Seçilmiş bölüm:
__________

15 Aralık 2009 Salı

TAVUK SUYUNA KENDİ ÇORBAM SERİSİ

Hayatımda en çok etkilendiğim kitaplar arasındadır Tavuk Suyuna Çorba Serisi... Özellikle anne olduktan sonra kendime hediye ettiğim ‘Yeni Anne İçin’ kitabını sabahlara kadar ağlaya ağlaya okumuştum. Kucağımda minicik bebeğim benden hayat alırken ben de o kitaptaki hikayelerde hayat bulmuştum. Kaç yaşına gelirsek gelelim hep özümüzün çocuk kalması ve bir kadının anne olduktan sonra yaşamının bir daha asla ama asla tekil olamayacağı....
Belki bu kitaptan çok etkilenmem midir bilinmez ama benim tavuk suyuna çorbam çok meşhurdur! Onu pişirdiğimi duyan herkes koşa koşa her zaman bana gelir. Gülden’in Tavuk Suyuna Çorbasının yerini hiçbir şey tutamaz! Yıllardır çorbamı içen herkesten aynı övgüyü alırım. Aileden gelen geleneksel bir terbiyeli tavuk çorba tarifidir bu. Benim annemden tek farkım içine Maggi tavuk suyu atmamdır!! Modern hayatın getirdiği yenilikle Maggi tavuk suyunu keşfetmemle birlikte çorbamın tadı her zaman mükemmeldir. Tavuk yağlı mı değil mi, tadı saman gibi mi yoksa değil mi beni hiç ilgilendirmez...

__________

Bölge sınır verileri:
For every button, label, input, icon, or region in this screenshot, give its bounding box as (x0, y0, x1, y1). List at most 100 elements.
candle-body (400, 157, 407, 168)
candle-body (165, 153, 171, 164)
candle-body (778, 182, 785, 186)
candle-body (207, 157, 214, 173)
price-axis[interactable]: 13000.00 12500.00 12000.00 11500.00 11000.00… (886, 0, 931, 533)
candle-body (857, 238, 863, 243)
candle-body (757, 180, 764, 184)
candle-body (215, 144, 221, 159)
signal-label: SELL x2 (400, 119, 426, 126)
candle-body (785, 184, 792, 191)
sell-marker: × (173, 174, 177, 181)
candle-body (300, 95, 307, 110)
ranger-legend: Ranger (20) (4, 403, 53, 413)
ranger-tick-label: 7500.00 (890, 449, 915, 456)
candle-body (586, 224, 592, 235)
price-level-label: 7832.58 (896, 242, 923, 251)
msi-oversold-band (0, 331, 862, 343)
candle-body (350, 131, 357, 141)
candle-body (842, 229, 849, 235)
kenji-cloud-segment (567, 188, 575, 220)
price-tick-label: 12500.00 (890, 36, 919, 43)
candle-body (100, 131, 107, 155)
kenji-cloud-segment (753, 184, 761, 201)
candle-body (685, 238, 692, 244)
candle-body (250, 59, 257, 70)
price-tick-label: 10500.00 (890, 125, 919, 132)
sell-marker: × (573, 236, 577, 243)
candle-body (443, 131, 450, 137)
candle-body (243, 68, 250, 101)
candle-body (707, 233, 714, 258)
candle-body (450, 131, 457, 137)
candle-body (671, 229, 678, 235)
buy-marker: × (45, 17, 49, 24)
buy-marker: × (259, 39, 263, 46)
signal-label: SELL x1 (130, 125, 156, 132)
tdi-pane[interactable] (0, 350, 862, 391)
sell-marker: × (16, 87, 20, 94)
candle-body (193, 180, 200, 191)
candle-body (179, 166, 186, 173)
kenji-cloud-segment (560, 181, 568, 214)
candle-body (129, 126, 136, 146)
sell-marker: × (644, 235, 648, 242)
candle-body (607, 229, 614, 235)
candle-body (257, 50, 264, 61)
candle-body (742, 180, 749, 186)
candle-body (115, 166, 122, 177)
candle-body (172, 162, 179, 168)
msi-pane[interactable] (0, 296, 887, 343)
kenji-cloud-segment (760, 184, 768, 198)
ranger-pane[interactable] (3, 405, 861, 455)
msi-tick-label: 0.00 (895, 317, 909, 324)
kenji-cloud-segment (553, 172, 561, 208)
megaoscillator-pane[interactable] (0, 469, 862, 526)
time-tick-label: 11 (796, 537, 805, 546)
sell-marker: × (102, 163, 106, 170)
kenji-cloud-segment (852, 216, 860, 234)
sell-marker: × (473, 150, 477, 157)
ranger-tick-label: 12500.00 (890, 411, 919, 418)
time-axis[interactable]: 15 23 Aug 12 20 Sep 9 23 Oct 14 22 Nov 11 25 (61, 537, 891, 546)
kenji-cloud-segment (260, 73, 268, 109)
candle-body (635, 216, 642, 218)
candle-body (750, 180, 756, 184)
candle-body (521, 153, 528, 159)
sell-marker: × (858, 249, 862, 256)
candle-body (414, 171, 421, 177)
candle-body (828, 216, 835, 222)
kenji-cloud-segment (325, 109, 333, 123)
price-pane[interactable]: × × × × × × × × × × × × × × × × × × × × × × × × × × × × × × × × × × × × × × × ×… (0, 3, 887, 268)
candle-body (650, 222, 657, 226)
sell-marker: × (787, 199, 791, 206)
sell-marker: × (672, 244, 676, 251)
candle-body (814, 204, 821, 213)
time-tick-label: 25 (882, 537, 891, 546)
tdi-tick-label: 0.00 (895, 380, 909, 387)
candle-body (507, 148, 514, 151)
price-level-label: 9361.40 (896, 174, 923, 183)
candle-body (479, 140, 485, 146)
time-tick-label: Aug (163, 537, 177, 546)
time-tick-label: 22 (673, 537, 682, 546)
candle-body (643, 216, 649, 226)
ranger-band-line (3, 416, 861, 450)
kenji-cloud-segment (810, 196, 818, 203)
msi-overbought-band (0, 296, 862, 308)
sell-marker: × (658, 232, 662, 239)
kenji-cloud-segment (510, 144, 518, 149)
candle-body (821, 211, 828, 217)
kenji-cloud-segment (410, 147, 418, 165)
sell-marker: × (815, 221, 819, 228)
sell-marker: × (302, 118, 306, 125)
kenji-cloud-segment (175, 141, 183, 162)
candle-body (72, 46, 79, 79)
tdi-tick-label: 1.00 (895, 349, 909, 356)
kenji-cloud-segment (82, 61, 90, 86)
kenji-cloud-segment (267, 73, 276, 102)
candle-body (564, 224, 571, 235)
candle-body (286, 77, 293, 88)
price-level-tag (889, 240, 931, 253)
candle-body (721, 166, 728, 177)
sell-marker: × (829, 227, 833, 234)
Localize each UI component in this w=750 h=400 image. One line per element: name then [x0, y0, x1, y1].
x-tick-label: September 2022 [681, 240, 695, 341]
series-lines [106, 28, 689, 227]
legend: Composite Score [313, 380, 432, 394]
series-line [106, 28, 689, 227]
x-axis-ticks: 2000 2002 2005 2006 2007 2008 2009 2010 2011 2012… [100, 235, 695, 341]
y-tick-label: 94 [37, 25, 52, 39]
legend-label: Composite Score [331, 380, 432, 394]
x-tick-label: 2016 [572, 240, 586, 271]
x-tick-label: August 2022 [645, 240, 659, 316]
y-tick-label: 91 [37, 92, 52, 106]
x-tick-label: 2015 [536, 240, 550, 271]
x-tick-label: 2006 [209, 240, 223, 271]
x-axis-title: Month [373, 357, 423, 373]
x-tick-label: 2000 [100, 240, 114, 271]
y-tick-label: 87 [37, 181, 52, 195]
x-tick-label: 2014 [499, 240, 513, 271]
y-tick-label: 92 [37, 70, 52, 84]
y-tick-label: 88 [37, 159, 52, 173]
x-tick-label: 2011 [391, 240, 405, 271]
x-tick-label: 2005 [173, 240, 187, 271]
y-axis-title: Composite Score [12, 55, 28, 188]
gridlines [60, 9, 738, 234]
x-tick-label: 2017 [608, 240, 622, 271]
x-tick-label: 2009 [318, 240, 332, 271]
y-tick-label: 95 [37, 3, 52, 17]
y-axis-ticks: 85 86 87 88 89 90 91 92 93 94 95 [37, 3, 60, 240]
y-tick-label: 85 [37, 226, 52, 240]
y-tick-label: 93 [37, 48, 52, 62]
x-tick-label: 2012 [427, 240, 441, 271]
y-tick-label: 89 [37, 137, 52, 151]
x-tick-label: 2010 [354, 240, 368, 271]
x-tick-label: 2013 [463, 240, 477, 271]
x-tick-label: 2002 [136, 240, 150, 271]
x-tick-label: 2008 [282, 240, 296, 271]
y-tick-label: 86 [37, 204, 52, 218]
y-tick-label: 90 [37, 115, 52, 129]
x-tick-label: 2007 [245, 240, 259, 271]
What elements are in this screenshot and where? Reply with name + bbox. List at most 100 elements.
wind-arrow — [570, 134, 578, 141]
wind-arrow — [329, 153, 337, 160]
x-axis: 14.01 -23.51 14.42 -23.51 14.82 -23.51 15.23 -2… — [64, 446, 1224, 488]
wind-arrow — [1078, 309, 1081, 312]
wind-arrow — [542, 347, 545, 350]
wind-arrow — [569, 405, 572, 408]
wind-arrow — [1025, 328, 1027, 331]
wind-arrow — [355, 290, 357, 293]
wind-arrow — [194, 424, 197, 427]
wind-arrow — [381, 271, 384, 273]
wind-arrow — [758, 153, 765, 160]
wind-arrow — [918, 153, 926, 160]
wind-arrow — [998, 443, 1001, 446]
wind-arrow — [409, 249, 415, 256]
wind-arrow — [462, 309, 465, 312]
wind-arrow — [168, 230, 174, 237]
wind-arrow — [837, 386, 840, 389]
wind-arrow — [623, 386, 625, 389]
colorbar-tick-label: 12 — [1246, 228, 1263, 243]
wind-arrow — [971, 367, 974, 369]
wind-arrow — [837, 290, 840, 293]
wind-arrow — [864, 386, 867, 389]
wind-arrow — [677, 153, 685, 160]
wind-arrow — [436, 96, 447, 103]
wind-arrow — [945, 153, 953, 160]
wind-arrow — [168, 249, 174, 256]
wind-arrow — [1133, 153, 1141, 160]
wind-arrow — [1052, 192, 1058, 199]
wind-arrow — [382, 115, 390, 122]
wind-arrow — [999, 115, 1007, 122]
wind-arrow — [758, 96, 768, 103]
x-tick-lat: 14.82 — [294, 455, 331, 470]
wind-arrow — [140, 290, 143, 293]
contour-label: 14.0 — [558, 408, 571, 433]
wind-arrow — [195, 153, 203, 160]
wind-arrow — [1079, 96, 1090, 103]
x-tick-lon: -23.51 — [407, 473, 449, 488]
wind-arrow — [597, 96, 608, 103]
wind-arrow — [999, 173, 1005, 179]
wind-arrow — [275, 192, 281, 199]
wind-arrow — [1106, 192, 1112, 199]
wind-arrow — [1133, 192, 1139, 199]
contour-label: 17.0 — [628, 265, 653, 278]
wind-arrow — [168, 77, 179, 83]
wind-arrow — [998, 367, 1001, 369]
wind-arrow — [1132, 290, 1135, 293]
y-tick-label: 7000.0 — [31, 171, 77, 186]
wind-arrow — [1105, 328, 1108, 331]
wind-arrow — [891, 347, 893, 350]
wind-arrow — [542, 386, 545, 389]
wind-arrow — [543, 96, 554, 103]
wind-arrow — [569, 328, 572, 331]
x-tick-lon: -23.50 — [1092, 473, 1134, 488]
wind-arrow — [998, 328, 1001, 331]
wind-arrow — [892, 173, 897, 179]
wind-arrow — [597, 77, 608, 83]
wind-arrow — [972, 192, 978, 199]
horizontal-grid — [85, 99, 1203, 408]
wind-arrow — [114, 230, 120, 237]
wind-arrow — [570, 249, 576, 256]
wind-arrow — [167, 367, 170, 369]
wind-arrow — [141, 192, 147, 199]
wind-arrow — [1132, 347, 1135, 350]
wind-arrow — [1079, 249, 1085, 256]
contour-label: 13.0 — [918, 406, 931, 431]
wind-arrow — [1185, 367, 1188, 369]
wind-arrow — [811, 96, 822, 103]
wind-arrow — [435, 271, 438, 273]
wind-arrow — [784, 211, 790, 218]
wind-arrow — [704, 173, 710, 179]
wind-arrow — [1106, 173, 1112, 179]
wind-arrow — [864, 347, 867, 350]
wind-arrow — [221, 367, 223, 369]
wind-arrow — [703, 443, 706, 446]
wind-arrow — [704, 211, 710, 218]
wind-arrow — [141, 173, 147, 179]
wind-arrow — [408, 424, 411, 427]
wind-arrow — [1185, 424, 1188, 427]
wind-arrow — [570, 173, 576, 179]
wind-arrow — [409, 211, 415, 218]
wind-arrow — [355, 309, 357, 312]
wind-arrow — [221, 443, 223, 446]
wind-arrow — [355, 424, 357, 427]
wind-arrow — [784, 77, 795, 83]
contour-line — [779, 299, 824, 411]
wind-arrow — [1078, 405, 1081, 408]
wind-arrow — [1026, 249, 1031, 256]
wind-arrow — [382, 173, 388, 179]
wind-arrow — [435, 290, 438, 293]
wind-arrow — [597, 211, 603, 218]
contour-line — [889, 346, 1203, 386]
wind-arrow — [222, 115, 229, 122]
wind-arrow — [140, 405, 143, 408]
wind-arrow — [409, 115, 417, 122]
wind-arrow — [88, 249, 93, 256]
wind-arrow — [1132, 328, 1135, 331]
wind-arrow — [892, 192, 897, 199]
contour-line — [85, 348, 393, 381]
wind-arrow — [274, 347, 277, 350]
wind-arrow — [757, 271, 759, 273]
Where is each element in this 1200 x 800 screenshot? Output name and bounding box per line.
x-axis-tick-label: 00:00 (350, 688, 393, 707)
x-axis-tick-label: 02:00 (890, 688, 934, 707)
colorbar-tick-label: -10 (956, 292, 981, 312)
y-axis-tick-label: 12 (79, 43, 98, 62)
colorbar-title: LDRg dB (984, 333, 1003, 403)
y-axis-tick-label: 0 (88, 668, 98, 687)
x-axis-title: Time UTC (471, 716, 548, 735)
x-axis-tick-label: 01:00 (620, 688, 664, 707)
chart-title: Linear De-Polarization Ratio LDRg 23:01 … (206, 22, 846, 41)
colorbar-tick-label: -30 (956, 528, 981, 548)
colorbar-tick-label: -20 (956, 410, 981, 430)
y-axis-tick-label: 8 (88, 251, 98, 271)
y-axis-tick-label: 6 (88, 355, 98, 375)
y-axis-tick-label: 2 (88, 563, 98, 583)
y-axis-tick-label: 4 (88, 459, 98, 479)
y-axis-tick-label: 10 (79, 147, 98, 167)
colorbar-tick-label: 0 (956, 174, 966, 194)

__________

Alıştırma görevi:
Seçilmiş bölüme göre aşağıdakileri yanıtlayınız.
(a) Yazar anne olduktan sonra kendine hangi kitabı hediye etmiştir?
(b) Yazarın çorbasını yaparken annesinden tek farkı nedir?
(c) Yazarın çorbası ne tür bir tarife dayanmaktadır?

Tam çözüm:
(a) Tavuk Suyuna Çorba Serisi'nden 'Yeni Anne İçin' kitabını.
(b) Çorbasının içine Maggi tavuk suyu atması.
(c) Aileden gelen geleneksel bir terbiyeli tavuk çorba tarifine.